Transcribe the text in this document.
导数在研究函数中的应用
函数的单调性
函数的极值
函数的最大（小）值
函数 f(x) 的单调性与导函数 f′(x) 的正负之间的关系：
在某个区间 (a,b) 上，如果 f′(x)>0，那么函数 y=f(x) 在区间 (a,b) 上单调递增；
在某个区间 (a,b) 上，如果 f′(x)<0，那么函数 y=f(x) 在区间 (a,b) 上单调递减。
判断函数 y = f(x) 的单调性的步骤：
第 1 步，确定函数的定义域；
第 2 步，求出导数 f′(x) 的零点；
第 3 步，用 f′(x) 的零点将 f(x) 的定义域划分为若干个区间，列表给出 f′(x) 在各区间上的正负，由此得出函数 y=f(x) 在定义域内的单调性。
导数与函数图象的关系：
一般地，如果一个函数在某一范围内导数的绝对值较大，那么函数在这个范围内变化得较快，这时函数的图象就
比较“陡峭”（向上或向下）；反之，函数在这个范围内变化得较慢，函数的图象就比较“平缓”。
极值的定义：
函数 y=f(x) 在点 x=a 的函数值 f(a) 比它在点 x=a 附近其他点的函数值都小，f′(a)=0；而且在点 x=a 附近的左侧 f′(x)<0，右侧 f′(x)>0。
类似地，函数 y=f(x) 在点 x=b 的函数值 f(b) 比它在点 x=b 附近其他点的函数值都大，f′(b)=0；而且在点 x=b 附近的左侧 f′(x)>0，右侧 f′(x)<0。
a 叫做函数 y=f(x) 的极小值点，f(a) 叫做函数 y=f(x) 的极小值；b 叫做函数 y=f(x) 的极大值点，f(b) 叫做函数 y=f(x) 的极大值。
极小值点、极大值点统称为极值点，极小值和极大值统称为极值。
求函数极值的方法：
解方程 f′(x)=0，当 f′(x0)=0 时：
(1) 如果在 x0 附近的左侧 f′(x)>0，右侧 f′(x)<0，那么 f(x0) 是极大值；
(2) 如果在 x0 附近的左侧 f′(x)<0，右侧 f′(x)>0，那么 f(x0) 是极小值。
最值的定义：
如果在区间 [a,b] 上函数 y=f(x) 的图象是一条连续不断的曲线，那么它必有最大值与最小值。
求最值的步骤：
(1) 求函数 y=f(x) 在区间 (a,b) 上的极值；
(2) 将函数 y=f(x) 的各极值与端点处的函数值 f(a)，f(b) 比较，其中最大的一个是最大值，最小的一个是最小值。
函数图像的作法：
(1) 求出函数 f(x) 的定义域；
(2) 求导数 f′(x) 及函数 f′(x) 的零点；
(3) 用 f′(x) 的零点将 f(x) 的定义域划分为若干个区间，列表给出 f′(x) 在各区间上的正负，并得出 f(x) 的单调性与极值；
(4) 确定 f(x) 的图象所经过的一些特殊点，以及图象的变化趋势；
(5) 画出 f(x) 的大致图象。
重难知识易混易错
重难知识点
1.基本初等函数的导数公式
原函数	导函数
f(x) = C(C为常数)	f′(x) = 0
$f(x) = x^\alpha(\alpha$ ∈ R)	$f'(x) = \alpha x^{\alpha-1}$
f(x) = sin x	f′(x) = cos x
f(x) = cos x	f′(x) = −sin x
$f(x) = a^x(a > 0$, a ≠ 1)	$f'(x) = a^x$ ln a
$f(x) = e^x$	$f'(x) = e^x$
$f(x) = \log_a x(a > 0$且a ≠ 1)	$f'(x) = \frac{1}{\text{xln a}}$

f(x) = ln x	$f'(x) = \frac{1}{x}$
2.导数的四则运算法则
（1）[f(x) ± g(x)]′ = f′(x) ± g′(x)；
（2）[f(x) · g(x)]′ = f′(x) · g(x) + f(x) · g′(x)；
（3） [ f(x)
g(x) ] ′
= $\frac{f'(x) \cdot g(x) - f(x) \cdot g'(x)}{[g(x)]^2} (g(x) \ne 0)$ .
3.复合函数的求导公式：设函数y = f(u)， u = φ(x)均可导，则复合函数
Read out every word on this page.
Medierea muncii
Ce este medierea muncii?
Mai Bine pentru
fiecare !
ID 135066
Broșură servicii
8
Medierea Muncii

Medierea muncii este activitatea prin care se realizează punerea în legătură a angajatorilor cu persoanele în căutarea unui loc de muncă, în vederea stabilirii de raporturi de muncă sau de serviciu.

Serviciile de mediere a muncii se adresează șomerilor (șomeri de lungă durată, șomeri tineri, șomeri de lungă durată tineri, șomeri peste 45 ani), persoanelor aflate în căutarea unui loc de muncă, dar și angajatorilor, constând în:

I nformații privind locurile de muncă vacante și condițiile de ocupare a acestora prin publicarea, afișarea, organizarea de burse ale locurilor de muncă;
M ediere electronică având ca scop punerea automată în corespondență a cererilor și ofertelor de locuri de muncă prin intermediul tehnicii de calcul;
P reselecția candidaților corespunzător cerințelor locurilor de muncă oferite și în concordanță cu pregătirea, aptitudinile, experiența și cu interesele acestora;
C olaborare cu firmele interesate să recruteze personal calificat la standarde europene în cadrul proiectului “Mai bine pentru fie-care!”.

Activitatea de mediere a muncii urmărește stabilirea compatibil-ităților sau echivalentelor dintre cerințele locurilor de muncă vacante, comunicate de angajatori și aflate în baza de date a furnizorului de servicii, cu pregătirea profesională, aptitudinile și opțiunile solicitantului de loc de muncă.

# # # #

-- Instruction --
Copy all the records above exactly, missing none.

-- Task answer --
Transcribe the text in this document.
导数在研究函数中的应用
函数的单调性
函数的极值
函数的最大（小）值
函数 f(x) 的单调性与导函数 f′(x) 的正负之间的关系：
在某个区间 (a,b) 上，如果 f′(x)>0，那么函数 y=f(x) 在区间 (a,b) 上单调递增；
在某个区间 (a,b) 上，如果 f′(x)<0，那么函数 y=f(x) 在区间 (a,b) 上单调递减。
判断函数 y = f(x) 的单调性的步骤：
第 1 步，确定函数的定义域；
第 2 步，求出导数 f′(x) 的零点；
第 3 步，用 f′(x) 的零点将 f(x) 的定义域划分为若干个区间，列表给出 f′(x) 在各区间上的正负，由此得出函数 y=f(x) 在定义域内的单调性。
导数与函数图象的关系：
一般地，如果一个函数在某一范围内导数的绝对值较大，那么函数在这个范围内变化得较快，这时函数的图象就
比较“陡峭”（向上或向下）；反之，函数在这个范围内变化得较慢，函数的图象就比较“平缓”。
极值的定义：
函数 y=f(x) 在点 x=a 的函数值 f(a) 比它在点 x=a 附近其他点的函数值都小，f′(a)=0；而且在点 x=a 附近的左侧 f′(x)<0，右侧 f′(x)>0。
类似地，函数 y=f(x) 在点 x=b 的函数值 f(b) 比它在点 x=b 附近其他点的函数值都大，f′(b)=0；而且在点 x=b 附近的左侧 f′(x)>0，右侧 f′(x)<0。
a 叫做函数 y=f(x) 的极小值点，f(a) 叫做函数 y=f(x) 的极小值；b 叫做函数 y=f(x) 的极大值点，f(b) 叫做函数 y=f(x) 的极大值。
极小值点、极大值点统称为极值点，极小值和极大值统称为极值。
求函数极值的方法：
解方程 f′(x)=0，当 f′(x0)=0 时：
(1) 如果在 x0 附近的左侧 f′(x)>0，右侧 f′(x)<0，那么 f(x0) 是极大值；
(2) 如果在 x0 附近的左侧 f′(x)<0，右侧 f′(x)>0，那么 f(x0) 是极小值。
最值的定义：
如果在区间 [a,b] 上函数 y=f(x) 的图象是一条连续不断的曲线，那么它必有最大值与最小值。
求最值的步骤：
(1) 求函数 y=f(x) 在区间 (a,b) 上的极值；
(2) 将函数 y=f(x) 的各极值与端点处的函数值 f(a)，f(b) 比较，其中最大的一个是最大值，最小的一个是最小值。
函数图像的作法：
(1) 求出函数 f(x) 的定义域；
(2) 求导数 f′(x) 及函数 f′(x) 的零点；
(3) 用 f′(x) 的零点将 f(x) 的定义域划分为若干个区间，列表给出 f′(x) 在各区间上的正负，并得出 f(x) 的单调性与极值；
(4) 确定 f(x) 的图象所经过的一些特殊点，以及图象的变化趋势；
(5) 画出 f(x) 的大致图象。
重难知识易混易错
重难知识点
1.基本初等函数的导数公式
原函数	导函数
f(x) = C(C为常数)	f′(x) = 0
$f(x) = x^\alpha(\alpha$ ∈ R)	$f'(x) = \alpha x^{\alpha-1}$
f(x) = sin x	f′(x) = cos x
f(x) = cos x	f′(x) = −sin x
$f(x) = a^x(a > 0$, a ≠ 1)	$f'(x) = a^x$ ln a
$f(x) = e^x$	$f'(x) = e^x$
$f(x) = \log_a x(a > 0$且a ≠ 1)	$f'(x) = \frac{1}{\text{xln a}}$

f(x) = ln x	$f'(x) = \frac{1}{x}$
2.导数的四则运算法则
（1）[f(x) ± g(x)]′ = f′(x) ± g′(x)；
（2）[f(x) · g(x)]′ = f′(x) · g(x) + f(x) · g′(x)；
（3） [ f(x)
g(x) ] ′
= $\frac{f'(x) \cdot g(x) - f(x) \cdot g'(x)}{[g(x)]^2} (g(x) \ne 0)$ .
3.复合函数的求导公式：设函数y = f(u)， u = φ(x)均可导，则复合函数
Read out every word on this page.
Medierea muncii
Ce este medierea muncii?
Mai Bine pentru
fiecare !
ID 135066
Broșură servicii
8
Medierea Muncii

Medierea muncii este activitatea prin care se realizează punerea în legătură a angajatorilor cu persoanele în căutarea unui loc de muncă, în vederea stabilirii de raporturi de muncă sau de serviciu.

Serviciile de mediere a muncii se adresează șomerilor (șomeri de lungă durată, șomeri tineri, șomeri de lungă durată tineri, șomeri peste 45 ani), persoanelor aflate în căutarea unui loc de muncă, dar și angajatorilor, constând în:

I nformații privind locurile de muncă vacante și condițiile de ocupare a acestora prin publicarea, afișarea, organizarea de burse ale locurilor de muncă;
M ediere electronică având ca scop punerea automată în corespondență a cererilor și ofertelor de locuri de muncă prin intermediul tehnicii de calcul;
P reselecția candidaților corespunzător cerințelor locurilor de muncă oferite și în concordanță cu pregătirea, aptitudinile, experiența și cu interesele acestora;
C olaborare cu firmele interesate să recruteze personal calificat la standarde europene în cadrul proiectului “Mai bine pentru fie-care!”.

Activitatea de mediere a muncii urmărește stabilirea compatibil-ităților sau echivalentelor dintre cerințele locurilor de muncă vacante, comunicate de angajatori și aflate în baza de date a furnizorului de servicii, cu pregătirea profesională, aptitudinile și opțiunile solicitantului de loc de muncă.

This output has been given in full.